Task description = Below are some records; return each one exactly.
** Start of Provided records **
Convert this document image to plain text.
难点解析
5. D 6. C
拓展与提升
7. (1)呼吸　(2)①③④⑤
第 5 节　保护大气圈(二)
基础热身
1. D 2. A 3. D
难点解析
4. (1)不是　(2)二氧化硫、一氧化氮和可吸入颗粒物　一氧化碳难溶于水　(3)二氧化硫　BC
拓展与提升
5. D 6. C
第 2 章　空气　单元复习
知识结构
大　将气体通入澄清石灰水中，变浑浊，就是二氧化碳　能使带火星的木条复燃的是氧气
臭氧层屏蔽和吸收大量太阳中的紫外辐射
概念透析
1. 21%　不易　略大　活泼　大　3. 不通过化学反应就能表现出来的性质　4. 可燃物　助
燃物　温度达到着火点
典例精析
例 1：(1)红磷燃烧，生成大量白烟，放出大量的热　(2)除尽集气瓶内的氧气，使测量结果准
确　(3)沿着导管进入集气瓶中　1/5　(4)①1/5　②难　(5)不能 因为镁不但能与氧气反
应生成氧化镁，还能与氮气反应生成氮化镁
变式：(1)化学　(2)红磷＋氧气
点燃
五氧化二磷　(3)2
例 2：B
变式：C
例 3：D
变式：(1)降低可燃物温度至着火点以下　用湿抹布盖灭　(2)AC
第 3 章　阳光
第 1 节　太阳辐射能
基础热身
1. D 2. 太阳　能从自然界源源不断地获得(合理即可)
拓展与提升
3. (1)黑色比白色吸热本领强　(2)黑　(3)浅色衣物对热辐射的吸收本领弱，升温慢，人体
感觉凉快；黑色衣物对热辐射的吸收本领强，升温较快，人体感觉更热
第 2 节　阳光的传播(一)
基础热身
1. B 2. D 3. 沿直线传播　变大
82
** End of Provided records **
Solution =
Convert this document image to plain text.
难点解析
5. D 6. C
拓展与提升
7. (1)呼吸　(2)①③④⑤
第 5 节　保护大气圈(二)
基础热身
1. D 2. A 3. D
难点解析
4. (1)不是　(2)二氧化硫、一氧化氮和可吸入颗粒物　一氧化碳难溶于水　(3)二氧化硫　BC
拓展与提升
5. D 6. C
第 2 章　空气　单元复习
知识结构
大　将气体通入澄清石灰水中，变浑浊，就是二氧化碳　能使带火星的木条复燃的是氧气
臭氧层屏蔽和吸收大量太阳中的紫外辐射
概念透析
1. 21%　不易　略大　活泼　大　3. 不通过化学反应就能表现出来的性质　4. 可燃物　助
燃物　温度达到着火点
典例精析
例 1：(1)红磷燃烧，生成大量白烟，放出大量的热　(2)除尽集气瓶内的氧气，使测量结果准
确　(3)沿着导管进入集气瓶中　1/5　(4)①1/5　②难　(5)不能 因为镁不但能与氧气反
应生成氧化镁，还能与氮气反应生成氮化镁
变式：(1)化学　(2)红磷＋氧气
点燃
五氧化二磷　(3)2
例 2：B
变式：C
例 3：D
变式：(1)降低可燃物温度至着火点以下　用湿抹布盖灭　(2)AC
第 3 章　阳光
第 1 节　太阳辐射能
基础热身
1. D 2. 太阳　能从自然界源源不断地获得(合理即可)
拓展与提升
3. (1)黑色比白色吸热本领强　(2)黑　(3)浅色衣物对热辐射的吸收本领弱，升温慢，人体
感觉凉快；黑色衣物对热辐射的吸收本领强，升温较快，人体感觉更热
第 2 节　阳光的传播(一)
基础热身
1. B 2. D 3. 沿直线传播　变大
82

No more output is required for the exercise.